■ Problem to work on
Transcribe all the records with complete accuracy.

Records:
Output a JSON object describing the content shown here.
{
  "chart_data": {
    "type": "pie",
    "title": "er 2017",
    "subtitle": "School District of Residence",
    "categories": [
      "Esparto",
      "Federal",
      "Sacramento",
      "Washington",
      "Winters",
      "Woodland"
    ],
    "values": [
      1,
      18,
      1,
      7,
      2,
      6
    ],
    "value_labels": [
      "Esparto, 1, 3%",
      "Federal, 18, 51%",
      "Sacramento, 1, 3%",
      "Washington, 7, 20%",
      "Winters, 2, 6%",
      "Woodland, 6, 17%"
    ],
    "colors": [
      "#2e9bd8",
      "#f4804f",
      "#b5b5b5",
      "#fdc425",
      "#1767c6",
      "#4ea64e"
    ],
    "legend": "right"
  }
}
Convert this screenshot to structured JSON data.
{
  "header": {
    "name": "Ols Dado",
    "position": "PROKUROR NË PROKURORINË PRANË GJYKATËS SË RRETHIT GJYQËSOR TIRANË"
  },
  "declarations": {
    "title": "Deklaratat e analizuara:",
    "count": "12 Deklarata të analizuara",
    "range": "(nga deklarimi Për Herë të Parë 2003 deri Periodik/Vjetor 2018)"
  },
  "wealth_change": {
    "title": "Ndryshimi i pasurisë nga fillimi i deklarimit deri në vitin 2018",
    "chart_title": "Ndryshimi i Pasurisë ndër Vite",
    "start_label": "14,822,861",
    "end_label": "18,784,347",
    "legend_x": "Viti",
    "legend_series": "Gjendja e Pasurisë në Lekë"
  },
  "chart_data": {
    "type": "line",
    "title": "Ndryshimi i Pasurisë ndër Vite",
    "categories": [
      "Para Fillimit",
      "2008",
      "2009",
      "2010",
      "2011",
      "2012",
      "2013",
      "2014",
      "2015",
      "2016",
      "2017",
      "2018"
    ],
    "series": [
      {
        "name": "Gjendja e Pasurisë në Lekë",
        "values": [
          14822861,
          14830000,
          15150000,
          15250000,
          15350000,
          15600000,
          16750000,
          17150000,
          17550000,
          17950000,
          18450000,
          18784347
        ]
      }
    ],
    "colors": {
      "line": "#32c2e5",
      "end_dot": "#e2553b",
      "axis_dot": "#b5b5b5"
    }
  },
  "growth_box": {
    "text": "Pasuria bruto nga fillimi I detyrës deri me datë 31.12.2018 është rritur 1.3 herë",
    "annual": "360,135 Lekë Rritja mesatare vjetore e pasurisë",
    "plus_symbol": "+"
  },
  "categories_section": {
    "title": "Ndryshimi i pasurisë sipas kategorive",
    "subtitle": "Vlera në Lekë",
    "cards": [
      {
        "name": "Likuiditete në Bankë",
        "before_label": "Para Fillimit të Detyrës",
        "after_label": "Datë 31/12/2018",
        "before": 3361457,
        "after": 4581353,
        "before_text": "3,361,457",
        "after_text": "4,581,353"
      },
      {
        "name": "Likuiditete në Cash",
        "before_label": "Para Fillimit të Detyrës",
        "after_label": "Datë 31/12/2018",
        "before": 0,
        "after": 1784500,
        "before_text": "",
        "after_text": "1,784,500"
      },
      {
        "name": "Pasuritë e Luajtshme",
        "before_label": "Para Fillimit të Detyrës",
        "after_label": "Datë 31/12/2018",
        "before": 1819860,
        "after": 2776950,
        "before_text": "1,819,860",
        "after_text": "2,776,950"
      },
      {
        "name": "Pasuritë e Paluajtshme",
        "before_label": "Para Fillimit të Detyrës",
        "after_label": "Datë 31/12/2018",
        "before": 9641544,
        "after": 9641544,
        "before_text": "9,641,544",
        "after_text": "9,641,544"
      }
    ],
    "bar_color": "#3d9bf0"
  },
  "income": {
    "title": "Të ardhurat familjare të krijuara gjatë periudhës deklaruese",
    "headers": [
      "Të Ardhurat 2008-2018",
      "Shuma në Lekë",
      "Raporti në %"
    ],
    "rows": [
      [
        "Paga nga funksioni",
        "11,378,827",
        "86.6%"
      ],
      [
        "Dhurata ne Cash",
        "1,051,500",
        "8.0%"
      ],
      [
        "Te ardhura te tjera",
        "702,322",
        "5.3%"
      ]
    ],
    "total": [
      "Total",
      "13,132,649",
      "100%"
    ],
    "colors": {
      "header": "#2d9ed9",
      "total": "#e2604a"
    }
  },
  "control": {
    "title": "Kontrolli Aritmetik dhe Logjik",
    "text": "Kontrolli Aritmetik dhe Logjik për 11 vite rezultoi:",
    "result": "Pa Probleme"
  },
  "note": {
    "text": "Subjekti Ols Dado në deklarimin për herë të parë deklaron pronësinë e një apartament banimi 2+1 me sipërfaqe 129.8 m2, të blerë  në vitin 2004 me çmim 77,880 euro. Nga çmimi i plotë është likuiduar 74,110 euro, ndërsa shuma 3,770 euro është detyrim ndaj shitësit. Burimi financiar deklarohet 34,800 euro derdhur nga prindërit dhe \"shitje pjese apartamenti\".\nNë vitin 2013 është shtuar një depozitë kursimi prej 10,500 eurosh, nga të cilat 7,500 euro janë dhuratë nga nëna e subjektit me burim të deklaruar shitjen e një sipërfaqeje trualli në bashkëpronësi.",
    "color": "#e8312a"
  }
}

■ Exercise solution
Output a JSON object describing the content shown here.
{
  "chart_data": {
    "type": "pie",
    "title": "er 2017",
    "subtitle": "School District of Residence",
    "categories": [
      "Esparto",
      "Federal",
      "Sacramento",
      "Washington",
      "Winters",
      "Woodland"
    ],
    "values": [
      1,
      18,
      1,
      7,
      2,
      6
    ],
    "value_labels": [
      "Esparto, 1, 3%",
      "Federal, 18, 51%",
      "Sacramento, 1, 3%",
      "Washington, 7, 20%",
      "Winters, 2, 6%",
      "Woodland, 6, 17%"
    ],
    "colors": [
      "#2e9bd8",
      "#f4804f",
      "#b5b5b5",
      "#fdc425",
      "#1767c6",
      "#4ea64e"
    ],
    "legend": "right"
  }
}
Convert this screenshot to structured JSON data.
{
  "header": {
    "name": "Ols Dado",
    "position": "PROKUROR NË PROKURORINË PRANË GJYKATËS SË RRETHIT GJYQËSOR TIRANË"
  },
  "declarations": {
    "title": "Deklaratat e analizuara:",
    "count": "12 Deklarata të analizuara",
    "range": "(nga deklarimi Për Herë të Parë 2003 deri Periodik/Vjetor 2018)"
  },
  "wealth_change": {
    "title": "Ndryshimi i pasurisë nga fillimi i deklarimit deri në vitin 2018",
    "chart_title": "Ndryshimi i Pasurisë ndër Vite",
    "start_label": "14,822,861",
    "end_label": "18,784,347",
    "legend_x": "Viti",
    "legend_series": "Gjendja e Pasurisë në Lekë"
  },
  "chart_data": {
    "type": "line",
    "title": "Ndryshimi i Pasurisë ndër Vite",
    "categories": [
      "Para Fillimit",
      "2008",
      "2009",
      "2010",
      "2011",
      "2012",
      "2013",
      "2014",
      "2015",
      "2016",
      "2017",
      "2018"
    ],
    "series": [
      {
        "name": "Gjendja e Pasurisë në Lekë",
        "values": [
          14822861,
          14830000,
          15150000,
          15250000,
          15350000,
          15600000,
          16750000,
          17150000,
          17550000,
          17950000,
          18450000,
          18784347
        ]
      }
    ],
    "colors": {
      "line": "#32c2e5",
      "end_dot": "#e2553b",
      "axis_dot": "#b5b5b5"
    }
  },
  "growth_box": {
    "text": "Pasuria bruto nga fillimi I detyrës deri me datë 31.12.2018 është rritur 1.3 herë",
    "annual": "360,135 Lekë Rritja mesatare vjetore e pasurisë",
    "plus_symbol": "+"
  },
  "categories_section": {
    "title": "Ndryshimi i pasurisë sipas kategorive",
    "subtitle": "Vlera në Lekë",
    "cards": [
      {
        "name": "Likuiditete në Bankë",
        "before_label": "Para Fillimit të Detyrës",
        "after_label": "Datë 31/12/2018",
        "before": 3361457,
        "after": 4581353,
        "before_text": "3,361,457",
        "after_text": "4,581,353"
      },
      {
        "name": "Likuiditete në Cash",
        "before_label": "Para Fillimit të Detyrës",
        "after_label": "Datë 31/12/2018",
        "before": 0,
        "after": 1784500,
        "before_text": "",
        "after_text": "1,784,500"
      },
      {
        "name": "Pasuritë e Luajtshme",
        "before_label": "Para Fillimit të Detyrës",
        "after_label": "Datë 31/12/2018",
        "before": 1819860,
        "after": 2776950,
        "before_text": "1,819,860",
        "after_text": "2,776,950"
      },
      {
        "name": "Pasuritë e Paluajtshme",
        "before_label": "Para Fillimit të Detyrës",
        "after_label": "Datë 31/12/2018",
        "before": 9641544,
        "after": 9641544,
        "before_text": "9,641,544",
        "after_text": "9,641,544"
      }
    ],
    "bar_color": "#3d9bf0"
  },
  "income": {
    "title": "Të ardhurat familjare të krijuara gjatë periudhës deklaruese",
    "headers": [
      "Të Ardhurat 2008-2018",
      "Shuma në Lekë",
      "Raporti në %"
    ],
    "rows": [
      [
        "Paga nga funksioni",
        "11,378,827",
        "86.6%"
      ],
      [
        "Dhurata ne Cash",
        "1,051,500",
        "8.0%"
      ],
      [
        "Te ardhura te tjera",
        "702,322",
        "5.3%"
      ]
    ],
    "total": [
      "Total",
      "13,132,649",
      "100%"
    ],
    "colors": {
      "header": "#2d9ed9",
      "total": "#e2604a"
    }
  },
  "control": {
    "title": "Kontrolli Aritmetik dhe Logjik",
    "text": "Kontrolli Aritmetik dhe Logjik për 11 vite rezultoi:",
    "result": "Pa Probleme"
  },
  "note": {
    "text": "Subjekti Ols Dado në deklarimin për herë të parë deklaron pronësinë e një apartament banimi 2+1 me sipërfaqe 129.8 m2, të blerë  në vitin 2004 me çmim 77,880 euro. Nga çmimi i plotë është likuiduar 74,110 euro, ndërsa shuma 3,770 euro është detyrim ndaj shitësit. Burimi financiar deklarohet 34,800 euro derdhur nga prindërit dhe \"shitje pjese apartamenti\".\nNë vitin 2013 është shtuar një depozitë kursimi prej 10,500 eurosh, nga të cilat 7,500 euro janë dhuratë nga nëna e subjektit me burim të deklaruar shitjen e një sipërfaqeje trualli në bashkëpronësi.",
    "color": "#e8312a"
  }
}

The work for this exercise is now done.